● Exercise 1: Show every line of the records that contains the string "frame", matching case exactly.

● Text to read:
####################

In a study by Issa et al. (2020), for example, the authors administered an elicited imitation task
and acceptability judgement tasks to measure grammatical development of their participants
during study abroad. The validation ground laid by previous research allows Issa et al. (2020) to
claim that they have covered key domains of grammar knowledge in their measurement.
Another advantage of these validation studies is that they demonstrated how grammatical
knowledge may be modelled at the latent (i.e., unobserved) level, essentially allowing for the
measurement of theoretical constructs via real world measures and allowing for a test of
whether or not real-world measures tap into the theoretical constructs. In addition, researchers
can use multiple measures to distill a purer measure of grammatical knowledge by accounting
for measurement errors in individual tests and the different degrees of strength between the
measures and the latent construct (Brown, 2015). Methodological discussions on this literature
have also highlighted the principled use of confirmatory analysis (R. Ellis & Loewen, 2007;
Isemonger, 2007; Vafaee & Kachinske, 2019), informing subsequent researchers of the best
statistical practices in this line of work. Building upon the review of validation studies in
grammar, I return to two validation studies in vocabulary research.

####################

● Exercise inputs:
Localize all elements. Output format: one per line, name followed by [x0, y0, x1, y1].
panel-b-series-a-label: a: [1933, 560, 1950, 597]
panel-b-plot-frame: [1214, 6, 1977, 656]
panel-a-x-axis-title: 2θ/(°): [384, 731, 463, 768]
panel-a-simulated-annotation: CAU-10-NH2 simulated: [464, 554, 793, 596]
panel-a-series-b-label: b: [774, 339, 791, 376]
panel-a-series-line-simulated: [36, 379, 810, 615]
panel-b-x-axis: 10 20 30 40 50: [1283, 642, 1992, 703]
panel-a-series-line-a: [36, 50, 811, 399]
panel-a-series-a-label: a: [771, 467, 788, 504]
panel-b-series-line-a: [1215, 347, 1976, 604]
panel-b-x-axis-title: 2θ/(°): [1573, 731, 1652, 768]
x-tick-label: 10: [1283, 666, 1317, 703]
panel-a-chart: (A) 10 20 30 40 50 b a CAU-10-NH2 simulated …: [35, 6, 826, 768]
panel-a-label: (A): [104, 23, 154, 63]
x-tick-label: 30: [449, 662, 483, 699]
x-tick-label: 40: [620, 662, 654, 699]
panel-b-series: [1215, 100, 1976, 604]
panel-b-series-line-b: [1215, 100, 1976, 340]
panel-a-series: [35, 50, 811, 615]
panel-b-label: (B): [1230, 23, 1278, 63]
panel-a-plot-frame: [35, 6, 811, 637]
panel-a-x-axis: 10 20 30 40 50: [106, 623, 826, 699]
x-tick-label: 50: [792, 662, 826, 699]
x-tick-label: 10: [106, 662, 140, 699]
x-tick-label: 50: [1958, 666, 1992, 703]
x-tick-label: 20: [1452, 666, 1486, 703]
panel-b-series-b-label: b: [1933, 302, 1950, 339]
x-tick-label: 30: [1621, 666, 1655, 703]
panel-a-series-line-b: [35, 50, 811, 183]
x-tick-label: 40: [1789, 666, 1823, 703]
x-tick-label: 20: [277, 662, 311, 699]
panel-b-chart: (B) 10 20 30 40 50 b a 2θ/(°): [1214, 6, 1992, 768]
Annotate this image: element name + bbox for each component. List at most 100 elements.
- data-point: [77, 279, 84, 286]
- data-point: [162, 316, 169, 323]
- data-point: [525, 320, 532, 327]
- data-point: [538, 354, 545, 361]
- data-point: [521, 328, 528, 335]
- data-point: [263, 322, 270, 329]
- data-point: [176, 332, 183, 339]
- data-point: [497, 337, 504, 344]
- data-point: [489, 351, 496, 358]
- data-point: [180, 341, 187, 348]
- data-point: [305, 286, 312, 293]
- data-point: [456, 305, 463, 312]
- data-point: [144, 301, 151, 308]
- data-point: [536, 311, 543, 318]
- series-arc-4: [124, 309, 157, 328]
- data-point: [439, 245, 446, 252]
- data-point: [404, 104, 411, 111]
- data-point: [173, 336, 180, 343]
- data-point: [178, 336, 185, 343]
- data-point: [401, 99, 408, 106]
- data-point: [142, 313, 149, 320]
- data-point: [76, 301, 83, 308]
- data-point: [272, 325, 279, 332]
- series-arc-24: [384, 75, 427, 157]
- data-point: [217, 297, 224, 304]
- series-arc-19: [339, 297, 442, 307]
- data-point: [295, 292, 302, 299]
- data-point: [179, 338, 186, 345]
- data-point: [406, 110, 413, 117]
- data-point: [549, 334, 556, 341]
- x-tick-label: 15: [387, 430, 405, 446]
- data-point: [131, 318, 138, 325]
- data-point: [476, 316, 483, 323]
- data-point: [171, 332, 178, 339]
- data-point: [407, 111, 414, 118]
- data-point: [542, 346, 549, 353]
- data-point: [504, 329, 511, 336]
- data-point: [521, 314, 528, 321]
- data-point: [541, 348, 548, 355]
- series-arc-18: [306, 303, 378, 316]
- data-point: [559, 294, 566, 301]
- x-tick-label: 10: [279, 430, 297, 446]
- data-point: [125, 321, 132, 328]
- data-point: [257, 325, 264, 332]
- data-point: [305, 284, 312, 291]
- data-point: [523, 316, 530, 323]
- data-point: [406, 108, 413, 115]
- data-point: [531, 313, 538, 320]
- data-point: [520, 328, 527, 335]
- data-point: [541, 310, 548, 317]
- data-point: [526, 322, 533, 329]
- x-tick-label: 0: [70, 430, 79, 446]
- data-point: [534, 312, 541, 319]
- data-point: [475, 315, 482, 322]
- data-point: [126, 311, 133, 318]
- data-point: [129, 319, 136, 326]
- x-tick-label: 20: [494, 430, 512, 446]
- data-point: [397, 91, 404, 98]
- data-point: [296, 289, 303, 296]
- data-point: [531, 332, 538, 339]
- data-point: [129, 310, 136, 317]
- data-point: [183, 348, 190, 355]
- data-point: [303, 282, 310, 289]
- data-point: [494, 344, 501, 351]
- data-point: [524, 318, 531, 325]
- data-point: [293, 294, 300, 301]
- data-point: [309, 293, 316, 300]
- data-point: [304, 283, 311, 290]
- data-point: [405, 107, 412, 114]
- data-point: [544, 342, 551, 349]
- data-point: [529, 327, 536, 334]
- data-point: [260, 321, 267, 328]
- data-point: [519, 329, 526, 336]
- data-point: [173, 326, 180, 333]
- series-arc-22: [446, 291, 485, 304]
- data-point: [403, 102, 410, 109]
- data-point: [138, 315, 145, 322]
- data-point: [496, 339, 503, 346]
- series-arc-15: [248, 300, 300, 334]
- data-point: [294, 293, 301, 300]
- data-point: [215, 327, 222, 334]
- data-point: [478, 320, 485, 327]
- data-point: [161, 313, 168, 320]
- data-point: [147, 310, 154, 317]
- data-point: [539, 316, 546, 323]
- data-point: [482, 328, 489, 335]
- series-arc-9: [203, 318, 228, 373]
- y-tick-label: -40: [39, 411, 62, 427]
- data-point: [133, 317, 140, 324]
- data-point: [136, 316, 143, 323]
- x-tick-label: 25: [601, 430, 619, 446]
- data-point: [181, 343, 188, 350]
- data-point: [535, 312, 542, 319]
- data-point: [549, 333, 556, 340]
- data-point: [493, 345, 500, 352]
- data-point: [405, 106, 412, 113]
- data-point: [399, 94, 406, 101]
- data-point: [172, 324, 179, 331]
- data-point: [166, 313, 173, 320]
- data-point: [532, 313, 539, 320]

####################

● Exercise 2: Translate this sentence from the passage on validation studies into Spanish: "Building upon the review of validation studies in grammar, I return to two validation studies in vocabulary research."

● Correct response 1:
panel-b-plot-frame: [1214, 6, 1977, 656]
panel-a-plot-frame: [35, 6, 811, 637]

● Correct response 2: Partiendo de la revisión de los estudios de validación en gramática, vuelvo a dos estudios de validación en la investigación sobre vocabulario.